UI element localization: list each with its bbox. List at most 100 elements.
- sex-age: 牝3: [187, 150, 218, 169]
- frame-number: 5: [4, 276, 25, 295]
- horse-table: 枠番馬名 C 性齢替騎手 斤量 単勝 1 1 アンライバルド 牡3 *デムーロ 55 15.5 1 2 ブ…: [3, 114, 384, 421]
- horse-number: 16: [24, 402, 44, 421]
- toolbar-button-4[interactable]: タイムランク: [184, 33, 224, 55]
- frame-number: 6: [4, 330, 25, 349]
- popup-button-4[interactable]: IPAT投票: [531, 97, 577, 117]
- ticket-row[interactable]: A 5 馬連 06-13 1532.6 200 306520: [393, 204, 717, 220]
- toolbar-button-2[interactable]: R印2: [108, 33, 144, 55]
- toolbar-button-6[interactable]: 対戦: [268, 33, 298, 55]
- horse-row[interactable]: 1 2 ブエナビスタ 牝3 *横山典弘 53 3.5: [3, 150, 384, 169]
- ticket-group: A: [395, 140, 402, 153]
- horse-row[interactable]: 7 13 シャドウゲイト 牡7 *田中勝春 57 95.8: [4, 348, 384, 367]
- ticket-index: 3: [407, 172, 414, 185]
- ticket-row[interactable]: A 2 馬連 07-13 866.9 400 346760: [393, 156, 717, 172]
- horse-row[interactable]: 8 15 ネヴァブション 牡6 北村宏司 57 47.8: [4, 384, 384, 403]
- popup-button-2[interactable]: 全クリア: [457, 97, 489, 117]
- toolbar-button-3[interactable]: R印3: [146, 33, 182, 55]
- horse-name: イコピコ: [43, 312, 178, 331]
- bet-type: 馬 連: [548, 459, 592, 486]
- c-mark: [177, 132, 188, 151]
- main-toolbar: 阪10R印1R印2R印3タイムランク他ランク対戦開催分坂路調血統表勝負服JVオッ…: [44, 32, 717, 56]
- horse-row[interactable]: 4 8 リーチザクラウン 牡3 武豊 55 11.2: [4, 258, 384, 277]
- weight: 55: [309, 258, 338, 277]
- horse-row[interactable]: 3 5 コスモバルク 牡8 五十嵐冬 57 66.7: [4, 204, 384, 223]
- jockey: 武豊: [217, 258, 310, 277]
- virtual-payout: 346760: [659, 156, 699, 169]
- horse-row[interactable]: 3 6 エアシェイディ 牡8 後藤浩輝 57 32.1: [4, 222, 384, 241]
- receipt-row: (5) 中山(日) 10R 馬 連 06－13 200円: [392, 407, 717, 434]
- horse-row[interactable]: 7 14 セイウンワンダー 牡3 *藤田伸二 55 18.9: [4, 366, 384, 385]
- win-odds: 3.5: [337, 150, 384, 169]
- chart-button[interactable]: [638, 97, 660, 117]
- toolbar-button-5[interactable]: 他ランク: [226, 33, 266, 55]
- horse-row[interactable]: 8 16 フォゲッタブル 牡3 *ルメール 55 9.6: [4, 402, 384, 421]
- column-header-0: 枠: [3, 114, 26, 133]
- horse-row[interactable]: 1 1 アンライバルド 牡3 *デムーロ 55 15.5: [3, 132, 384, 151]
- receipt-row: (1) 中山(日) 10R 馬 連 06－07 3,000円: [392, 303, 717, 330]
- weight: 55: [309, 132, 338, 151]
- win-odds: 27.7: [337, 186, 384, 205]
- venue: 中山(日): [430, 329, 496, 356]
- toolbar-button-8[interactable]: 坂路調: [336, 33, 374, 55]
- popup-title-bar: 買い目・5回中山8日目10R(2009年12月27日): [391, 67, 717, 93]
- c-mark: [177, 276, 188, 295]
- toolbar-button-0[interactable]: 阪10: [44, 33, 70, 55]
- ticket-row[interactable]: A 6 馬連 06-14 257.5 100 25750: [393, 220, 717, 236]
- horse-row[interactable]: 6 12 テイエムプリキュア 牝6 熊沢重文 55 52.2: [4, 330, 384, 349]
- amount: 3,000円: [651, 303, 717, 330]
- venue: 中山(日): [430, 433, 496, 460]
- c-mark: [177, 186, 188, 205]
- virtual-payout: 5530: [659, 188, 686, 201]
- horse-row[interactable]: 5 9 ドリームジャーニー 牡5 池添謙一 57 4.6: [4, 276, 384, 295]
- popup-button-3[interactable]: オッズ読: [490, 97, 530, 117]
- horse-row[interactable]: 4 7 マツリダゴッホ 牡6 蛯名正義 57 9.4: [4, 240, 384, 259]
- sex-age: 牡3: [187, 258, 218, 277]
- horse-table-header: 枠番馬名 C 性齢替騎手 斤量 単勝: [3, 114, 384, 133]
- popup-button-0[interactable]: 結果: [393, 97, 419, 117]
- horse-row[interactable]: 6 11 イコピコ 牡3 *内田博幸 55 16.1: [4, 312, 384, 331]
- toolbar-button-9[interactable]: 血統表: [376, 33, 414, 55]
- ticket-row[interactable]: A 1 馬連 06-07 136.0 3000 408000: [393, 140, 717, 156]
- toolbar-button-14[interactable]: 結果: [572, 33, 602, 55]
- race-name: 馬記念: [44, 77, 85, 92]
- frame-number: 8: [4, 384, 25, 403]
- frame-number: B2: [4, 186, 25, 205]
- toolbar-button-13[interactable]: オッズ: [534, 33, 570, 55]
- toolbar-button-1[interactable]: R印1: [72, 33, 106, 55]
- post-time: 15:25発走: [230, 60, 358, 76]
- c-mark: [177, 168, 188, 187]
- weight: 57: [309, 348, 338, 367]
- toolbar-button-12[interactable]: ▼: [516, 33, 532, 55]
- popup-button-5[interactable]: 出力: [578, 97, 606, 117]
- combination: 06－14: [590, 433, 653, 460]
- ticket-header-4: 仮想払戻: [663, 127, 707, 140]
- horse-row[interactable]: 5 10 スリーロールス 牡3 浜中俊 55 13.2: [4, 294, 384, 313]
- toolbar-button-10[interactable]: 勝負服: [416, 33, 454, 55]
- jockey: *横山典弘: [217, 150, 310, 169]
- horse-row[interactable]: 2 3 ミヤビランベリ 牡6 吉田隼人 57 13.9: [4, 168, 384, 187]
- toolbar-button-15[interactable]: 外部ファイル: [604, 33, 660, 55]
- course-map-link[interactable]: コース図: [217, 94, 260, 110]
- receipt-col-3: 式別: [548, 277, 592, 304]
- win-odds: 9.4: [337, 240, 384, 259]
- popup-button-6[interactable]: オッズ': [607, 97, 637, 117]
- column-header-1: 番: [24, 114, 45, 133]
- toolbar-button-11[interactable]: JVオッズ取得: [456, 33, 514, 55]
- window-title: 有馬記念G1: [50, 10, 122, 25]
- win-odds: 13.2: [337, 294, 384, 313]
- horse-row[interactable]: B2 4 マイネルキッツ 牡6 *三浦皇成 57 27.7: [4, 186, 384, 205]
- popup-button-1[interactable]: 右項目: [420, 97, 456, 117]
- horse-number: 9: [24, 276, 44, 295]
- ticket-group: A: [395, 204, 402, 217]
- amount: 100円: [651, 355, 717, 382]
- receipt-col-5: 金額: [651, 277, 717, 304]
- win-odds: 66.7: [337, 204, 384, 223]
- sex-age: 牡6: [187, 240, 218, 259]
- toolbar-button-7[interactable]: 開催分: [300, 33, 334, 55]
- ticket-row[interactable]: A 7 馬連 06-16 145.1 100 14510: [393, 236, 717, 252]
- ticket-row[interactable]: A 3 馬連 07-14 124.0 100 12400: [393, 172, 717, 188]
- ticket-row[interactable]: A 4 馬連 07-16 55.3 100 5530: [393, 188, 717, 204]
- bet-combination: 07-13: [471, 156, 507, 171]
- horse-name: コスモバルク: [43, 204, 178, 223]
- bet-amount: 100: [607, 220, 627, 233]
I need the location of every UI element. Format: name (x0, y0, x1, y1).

---

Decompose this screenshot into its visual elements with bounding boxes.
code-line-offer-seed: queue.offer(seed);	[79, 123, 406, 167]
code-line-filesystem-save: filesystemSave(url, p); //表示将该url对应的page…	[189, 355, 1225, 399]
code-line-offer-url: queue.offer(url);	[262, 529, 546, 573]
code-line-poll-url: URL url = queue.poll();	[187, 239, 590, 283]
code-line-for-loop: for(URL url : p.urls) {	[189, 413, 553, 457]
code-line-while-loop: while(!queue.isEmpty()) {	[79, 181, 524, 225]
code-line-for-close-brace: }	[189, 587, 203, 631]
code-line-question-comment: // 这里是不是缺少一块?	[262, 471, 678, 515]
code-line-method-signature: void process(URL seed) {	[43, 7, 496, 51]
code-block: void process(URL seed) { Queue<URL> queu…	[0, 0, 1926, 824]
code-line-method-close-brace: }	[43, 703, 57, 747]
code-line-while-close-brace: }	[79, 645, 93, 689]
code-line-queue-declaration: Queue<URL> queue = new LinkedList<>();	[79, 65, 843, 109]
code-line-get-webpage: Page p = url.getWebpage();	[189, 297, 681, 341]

[What needs to be done]: Can you rewrite everything in the data from the line containing "UI element localization: list" down to the line containing "- horse-row[interactable]: 8 15", replacing "horse-row" with "runner-row" and leaving all else unchanged?

[Exercise result]:
UI element localization: list each with its bbox. List at most 100 elements.
- sex-age: 牝3: [187, 150, 218, 169]
- frame-number: 5: [4, 276, 25, 295]
- horse-table: 枠番馬名 C 性齢替騎手 斤量 単勝 1 1 アンライバルド 牡3 *デムーロ 55 15.5 1 2 ブ…: [3, 114, 384, 421]
- horse-number: 16: [24, 402, 44, 421]
- toolbar-button-4[interactable]: タイムランク: [184, 33, 224, 55]
- frame-number: 6: [4, 330, 25, 349]
- popup-button-4[interactable]: IPAT投票: [531, 97, 577, 117]
- ticket-row[interactable]: A 5 馬連 06-13 1532.6 200 306520: [393, 204, 717, 220]
- toolbar-button-2[interactable]: R印2: [108, 33, 144, 55]
- toolbar-button-6[interactable]: 対戦: [268, 33, 298, 55]
- runner-row[interactable]: 1 2 ブエナビスタ 牝3 *横山典弘 53 3.5: [3, 150, 384, 169]
- ticket-group: A: [395, 140, 402, 153]
- runner-row[interactable]: 7 13 シャドウゲイト 牡7 *田中勝春 57 95.8: [4, 348, 384, 367]
- ticket-index: 3: [407, 172, 414, 185]
- ticket-row[interactable]: A 2 馬連 07-13 866.9 400 346760: [393, 156, 717, 172]
- runner-row[interactable]: 8 15 ネヴァブション 牡6 北村宏司 57 47.8: [4, 384, 384, 403]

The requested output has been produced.